WORK INSTRUCTION =>
In the listing below, find each line that holds the string "this" and copy it.

PROVIDED DATA =>
___

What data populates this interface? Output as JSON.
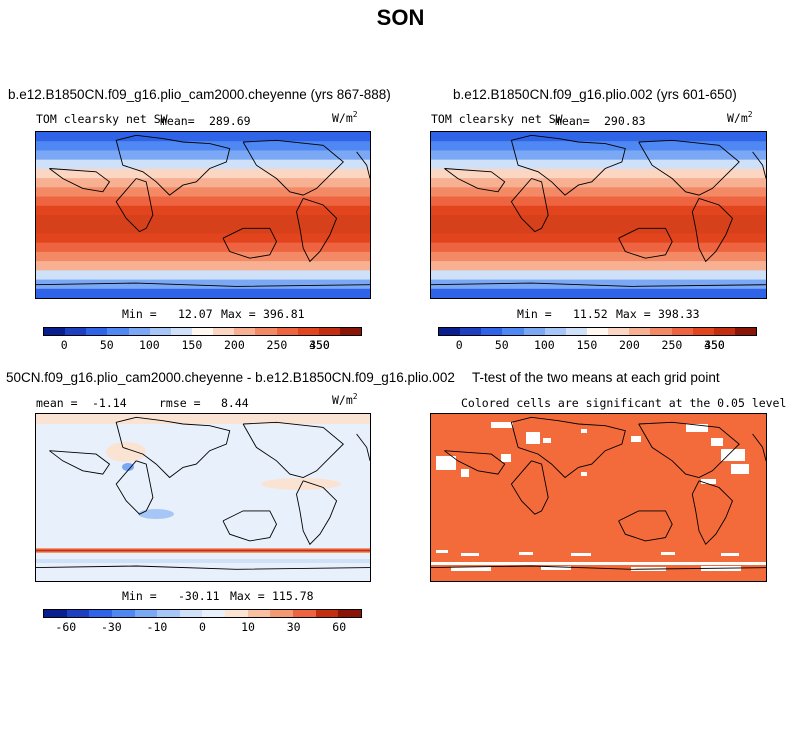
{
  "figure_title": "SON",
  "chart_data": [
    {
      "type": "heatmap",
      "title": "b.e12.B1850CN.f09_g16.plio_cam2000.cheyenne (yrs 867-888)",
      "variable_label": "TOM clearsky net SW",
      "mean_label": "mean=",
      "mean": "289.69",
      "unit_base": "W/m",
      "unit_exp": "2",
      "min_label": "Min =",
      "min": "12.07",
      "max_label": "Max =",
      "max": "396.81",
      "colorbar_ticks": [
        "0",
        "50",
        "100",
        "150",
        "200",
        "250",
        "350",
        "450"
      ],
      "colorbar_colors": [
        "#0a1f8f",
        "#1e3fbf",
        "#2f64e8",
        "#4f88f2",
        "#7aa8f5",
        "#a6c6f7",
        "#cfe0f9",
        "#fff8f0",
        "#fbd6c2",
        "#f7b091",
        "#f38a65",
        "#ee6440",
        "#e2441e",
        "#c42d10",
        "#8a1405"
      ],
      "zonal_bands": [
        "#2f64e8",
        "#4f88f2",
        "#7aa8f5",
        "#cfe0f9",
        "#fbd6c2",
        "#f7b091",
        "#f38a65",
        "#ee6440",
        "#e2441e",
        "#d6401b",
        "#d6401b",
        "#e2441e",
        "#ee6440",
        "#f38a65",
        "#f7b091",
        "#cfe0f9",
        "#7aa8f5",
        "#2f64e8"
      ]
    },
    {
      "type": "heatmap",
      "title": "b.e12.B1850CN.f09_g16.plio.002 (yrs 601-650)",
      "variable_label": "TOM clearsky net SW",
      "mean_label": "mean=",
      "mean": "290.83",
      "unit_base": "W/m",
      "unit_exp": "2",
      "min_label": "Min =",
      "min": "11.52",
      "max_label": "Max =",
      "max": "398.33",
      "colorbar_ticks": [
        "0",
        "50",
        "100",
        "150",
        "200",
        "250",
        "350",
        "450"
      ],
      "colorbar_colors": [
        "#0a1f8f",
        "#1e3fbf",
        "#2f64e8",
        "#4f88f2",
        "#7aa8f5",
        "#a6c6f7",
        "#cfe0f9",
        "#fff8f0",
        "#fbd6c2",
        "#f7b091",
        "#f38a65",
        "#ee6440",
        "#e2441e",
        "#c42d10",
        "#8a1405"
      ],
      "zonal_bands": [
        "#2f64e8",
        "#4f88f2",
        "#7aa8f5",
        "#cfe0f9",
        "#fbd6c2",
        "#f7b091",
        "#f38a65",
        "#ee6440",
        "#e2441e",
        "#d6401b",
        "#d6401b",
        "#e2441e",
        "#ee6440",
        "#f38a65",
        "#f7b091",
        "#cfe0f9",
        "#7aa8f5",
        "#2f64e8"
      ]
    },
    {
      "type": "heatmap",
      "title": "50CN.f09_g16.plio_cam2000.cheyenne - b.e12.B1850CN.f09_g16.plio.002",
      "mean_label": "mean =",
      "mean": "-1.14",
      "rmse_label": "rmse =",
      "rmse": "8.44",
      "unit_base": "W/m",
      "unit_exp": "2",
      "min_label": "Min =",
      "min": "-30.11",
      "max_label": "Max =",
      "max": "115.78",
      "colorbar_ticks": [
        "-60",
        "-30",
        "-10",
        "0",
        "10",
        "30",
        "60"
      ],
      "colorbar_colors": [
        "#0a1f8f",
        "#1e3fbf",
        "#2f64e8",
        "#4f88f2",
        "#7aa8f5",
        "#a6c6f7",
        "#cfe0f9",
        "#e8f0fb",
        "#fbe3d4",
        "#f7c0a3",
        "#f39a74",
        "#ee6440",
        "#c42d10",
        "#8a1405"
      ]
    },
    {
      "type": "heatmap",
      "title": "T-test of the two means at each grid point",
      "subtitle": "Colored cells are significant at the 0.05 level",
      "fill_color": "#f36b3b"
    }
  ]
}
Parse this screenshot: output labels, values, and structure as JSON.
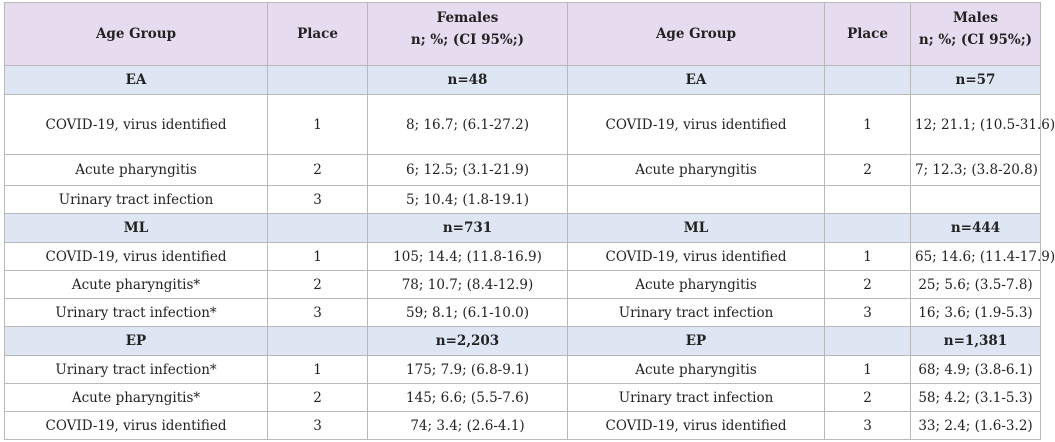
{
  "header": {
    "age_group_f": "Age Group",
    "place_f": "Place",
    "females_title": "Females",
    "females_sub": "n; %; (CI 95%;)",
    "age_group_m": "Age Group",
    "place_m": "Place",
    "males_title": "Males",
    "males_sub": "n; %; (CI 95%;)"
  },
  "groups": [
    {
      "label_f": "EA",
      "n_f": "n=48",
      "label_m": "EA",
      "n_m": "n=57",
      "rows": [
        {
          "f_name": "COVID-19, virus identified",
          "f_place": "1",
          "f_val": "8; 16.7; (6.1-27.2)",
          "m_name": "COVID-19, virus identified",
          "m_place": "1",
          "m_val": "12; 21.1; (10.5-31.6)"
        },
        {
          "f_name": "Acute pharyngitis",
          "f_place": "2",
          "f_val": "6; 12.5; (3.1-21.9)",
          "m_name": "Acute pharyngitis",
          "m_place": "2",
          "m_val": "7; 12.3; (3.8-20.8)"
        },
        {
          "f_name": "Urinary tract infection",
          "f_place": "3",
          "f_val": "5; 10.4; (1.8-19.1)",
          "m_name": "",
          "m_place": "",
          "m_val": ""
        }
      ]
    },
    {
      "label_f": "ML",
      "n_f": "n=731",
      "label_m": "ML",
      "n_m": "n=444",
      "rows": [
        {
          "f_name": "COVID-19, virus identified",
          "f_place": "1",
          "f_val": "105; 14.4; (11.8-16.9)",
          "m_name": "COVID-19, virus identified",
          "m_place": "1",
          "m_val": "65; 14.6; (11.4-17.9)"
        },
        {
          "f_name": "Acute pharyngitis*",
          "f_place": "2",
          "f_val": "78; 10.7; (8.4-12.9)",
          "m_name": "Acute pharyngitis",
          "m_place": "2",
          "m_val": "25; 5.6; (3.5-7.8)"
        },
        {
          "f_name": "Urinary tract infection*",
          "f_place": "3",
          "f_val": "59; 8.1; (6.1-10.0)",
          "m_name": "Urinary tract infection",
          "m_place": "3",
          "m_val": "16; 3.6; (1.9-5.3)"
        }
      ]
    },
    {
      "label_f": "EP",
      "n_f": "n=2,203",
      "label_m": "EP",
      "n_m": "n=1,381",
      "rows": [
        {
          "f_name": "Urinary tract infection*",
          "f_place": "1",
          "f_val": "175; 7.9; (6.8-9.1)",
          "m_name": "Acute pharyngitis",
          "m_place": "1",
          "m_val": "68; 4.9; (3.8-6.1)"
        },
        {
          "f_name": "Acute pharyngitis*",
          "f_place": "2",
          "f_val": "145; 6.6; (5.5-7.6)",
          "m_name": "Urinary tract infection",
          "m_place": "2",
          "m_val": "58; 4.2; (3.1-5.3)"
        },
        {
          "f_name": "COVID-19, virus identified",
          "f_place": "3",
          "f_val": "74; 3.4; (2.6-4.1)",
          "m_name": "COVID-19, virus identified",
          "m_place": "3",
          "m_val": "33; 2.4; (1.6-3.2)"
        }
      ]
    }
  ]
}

___

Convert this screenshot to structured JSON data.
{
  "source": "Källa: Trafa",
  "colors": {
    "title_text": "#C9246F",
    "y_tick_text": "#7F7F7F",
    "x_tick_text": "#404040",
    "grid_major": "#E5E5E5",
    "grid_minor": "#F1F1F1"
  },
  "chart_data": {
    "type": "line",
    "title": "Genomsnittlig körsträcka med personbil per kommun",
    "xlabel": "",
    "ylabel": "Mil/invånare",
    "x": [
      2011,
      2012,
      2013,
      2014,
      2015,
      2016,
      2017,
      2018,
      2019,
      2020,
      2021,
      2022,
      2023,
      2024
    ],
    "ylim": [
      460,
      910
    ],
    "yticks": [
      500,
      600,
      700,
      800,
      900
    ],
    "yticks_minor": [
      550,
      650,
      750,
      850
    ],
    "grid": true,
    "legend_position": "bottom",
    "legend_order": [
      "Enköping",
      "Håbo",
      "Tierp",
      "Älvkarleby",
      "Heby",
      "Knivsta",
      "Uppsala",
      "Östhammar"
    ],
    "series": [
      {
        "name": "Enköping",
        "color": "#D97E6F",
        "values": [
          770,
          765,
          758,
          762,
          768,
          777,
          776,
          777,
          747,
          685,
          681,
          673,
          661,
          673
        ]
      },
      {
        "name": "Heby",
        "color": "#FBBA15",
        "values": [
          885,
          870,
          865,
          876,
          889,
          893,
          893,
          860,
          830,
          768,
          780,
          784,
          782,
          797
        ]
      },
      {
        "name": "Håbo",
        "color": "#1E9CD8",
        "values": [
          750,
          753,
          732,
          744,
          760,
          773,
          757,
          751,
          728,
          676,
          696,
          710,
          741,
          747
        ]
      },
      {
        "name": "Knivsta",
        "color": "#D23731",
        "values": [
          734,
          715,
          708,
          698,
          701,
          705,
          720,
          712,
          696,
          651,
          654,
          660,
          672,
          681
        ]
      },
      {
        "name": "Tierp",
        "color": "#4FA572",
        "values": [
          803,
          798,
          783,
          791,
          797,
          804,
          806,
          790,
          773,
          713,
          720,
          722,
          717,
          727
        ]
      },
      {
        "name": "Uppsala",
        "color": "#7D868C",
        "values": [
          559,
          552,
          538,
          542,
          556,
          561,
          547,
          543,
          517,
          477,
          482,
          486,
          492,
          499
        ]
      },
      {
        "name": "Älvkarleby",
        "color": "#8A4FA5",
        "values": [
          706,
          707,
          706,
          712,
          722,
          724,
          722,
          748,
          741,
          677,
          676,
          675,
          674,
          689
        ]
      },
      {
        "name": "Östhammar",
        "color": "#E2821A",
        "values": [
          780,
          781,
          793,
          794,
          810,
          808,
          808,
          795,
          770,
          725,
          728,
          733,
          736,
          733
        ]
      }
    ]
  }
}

___

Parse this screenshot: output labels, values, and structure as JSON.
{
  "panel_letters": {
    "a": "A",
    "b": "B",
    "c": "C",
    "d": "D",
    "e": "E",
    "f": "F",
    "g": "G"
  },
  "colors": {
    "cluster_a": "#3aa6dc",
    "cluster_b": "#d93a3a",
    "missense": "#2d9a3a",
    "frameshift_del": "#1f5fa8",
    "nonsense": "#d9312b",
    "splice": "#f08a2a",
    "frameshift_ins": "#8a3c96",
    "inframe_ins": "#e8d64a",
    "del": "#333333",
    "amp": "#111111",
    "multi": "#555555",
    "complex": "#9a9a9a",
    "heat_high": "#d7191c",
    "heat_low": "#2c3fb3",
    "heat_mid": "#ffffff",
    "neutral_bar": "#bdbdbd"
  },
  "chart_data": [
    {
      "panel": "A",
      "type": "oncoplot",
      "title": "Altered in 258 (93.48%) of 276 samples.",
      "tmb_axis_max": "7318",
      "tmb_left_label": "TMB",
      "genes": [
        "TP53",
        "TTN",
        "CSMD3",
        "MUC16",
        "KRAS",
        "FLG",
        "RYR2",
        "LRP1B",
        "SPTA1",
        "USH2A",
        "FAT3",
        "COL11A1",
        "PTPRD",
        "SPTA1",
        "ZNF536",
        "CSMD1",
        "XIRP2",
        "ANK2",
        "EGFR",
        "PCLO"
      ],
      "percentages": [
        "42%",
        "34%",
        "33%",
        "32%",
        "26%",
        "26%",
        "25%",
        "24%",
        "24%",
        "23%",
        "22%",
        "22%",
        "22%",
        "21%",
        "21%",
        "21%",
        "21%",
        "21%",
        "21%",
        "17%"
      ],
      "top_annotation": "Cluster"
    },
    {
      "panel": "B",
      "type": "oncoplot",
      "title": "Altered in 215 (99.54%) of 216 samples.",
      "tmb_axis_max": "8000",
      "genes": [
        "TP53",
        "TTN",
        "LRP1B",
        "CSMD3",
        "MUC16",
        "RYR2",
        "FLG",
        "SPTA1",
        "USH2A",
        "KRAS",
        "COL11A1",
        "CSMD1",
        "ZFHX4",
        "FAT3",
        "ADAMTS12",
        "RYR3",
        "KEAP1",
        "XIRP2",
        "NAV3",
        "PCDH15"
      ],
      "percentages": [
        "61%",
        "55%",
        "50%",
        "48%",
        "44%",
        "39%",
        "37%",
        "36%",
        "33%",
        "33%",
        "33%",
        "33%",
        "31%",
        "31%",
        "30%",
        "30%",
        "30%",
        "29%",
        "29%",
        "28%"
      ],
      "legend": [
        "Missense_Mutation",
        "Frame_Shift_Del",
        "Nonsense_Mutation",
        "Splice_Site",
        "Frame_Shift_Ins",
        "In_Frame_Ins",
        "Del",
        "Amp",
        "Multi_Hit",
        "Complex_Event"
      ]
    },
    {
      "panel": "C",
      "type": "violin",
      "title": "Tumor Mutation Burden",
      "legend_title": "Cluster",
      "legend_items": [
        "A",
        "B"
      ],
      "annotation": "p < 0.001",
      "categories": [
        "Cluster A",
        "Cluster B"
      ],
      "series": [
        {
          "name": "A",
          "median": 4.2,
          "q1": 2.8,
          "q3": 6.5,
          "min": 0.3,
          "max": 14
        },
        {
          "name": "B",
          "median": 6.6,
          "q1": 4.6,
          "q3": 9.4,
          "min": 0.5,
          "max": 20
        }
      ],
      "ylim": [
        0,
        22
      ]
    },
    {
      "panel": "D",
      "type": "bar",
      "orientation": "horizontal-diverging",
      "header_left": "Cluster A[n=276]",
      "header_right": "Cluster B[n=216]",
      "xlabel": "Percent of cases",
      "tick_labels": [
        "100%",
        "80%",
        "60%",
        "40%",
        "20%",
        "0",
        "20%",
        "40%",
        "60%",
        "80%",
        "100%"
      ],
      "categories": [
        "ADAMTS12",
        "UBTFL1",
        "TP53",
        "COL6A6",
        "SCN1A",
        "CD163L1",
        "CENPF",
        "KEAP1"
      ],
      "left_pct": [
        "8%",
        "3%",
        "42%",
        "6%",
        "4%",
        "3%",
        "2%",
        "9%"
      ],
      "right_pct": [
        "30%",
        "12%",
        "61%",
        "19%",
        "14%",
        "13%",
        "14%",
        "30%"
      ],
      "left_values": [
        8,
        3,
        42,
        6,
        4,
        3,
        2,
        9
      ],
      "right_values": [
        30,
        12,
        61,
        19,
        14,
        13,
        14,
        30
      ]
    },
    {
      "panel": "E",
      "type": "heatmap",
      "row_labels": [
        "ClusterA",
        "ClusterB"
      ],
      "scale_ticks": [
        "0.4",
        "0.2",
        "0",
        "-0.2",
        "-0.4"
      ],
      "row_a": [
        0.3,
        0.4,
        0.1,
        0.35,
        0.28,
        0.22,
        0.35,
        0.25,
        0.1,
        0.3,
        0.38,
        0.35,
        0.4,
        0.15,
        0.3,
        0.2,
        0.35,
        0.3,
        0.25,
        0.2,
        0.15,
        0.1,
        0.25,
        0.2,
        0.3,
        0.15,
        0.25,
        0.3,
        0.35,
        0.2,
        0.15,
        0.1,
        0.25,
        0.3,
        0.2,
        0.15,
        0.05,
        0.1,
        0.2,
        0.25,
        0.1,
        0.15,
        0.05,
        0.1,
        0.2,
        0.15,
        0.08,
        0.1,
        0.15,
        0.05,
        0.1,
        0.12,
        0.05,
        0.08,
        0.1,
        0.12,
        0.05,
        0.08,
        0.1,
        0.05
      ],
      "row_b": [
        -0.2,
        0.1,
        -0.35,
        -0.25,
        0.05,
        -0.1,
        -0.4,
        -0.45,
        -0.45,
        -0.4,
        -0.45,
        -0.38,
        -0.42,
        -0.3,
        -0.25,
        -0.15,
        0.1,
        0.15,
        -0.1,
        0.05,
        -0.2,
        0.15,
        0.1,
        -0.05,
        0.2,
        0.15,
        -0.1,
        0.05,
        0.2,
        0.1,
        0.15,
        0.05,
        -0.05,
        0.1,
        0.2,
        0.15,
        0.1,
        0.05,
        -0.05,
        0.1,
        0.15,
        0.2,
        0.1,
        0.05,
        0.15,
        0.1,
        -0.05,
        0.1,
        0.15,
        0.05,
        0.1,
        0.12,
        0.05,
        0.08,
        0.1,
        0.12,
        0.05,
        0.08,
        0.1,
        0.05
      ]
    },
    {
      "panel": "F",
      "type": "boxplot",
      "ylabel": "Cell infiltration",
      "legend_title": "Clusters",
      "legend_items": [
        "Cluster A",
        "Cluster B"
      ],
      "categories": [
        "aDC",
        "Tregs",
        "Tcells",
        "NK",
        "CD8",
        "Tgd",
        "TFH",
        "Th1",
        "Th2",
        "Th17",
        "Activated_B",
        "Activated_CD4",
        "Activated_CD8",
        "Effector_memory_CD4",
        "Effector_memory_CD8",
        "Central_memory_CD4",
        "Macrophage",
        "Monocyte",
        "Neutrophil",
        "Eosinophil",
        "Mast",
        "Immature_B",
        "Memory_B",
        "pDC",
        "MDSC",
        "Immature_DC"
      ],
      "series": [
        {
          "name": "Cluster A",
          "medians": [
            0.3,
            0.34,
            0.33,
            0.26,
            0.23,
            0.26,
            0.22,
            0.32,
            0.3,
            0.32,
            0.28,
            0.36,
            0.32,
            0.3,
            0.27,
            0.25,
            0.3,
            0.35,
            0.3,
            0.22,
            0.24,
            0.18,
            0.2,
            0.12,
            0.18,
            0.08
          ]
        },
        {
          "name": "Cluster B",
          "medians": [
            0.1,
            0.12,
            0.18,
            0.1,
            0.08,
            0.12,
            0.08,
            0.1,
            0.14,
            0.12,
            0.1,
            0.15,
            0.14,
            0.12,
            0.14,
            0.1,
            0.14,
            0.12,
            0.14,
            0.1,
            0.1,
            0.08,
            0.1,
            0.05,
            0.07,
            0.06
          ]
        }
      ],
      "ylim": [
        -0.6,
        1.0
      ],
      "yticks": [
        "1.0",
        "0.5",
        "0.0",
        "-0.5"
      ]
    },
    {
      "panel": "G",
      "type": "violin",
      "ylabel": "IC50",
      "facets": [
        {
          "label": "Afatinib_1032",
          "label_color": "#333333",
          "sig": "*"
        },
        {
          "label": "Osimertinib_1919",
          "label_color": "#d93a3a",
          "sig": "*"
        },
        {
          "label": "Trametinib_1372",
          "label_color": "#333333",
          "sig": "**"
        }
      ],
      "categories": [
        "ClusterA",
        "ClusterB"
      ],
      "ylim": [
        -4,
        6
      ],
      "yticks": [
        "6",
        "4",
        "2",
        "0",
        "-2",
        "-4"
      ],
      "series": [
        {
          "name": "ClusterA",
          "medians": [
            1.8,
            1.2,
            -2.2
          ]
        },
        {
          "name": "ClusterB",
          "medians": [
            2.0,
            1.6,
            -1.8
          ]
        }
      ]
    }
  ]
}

___

SOLUTION TO THE EXERCISE =>
What data populates this interface? Output as JSON.
Parse this screenshot: output labels, values, and structure as JSON.
Convert this screenshot to structured JSON data.
Parse this screenshot: output labels, values, and structure as JSON.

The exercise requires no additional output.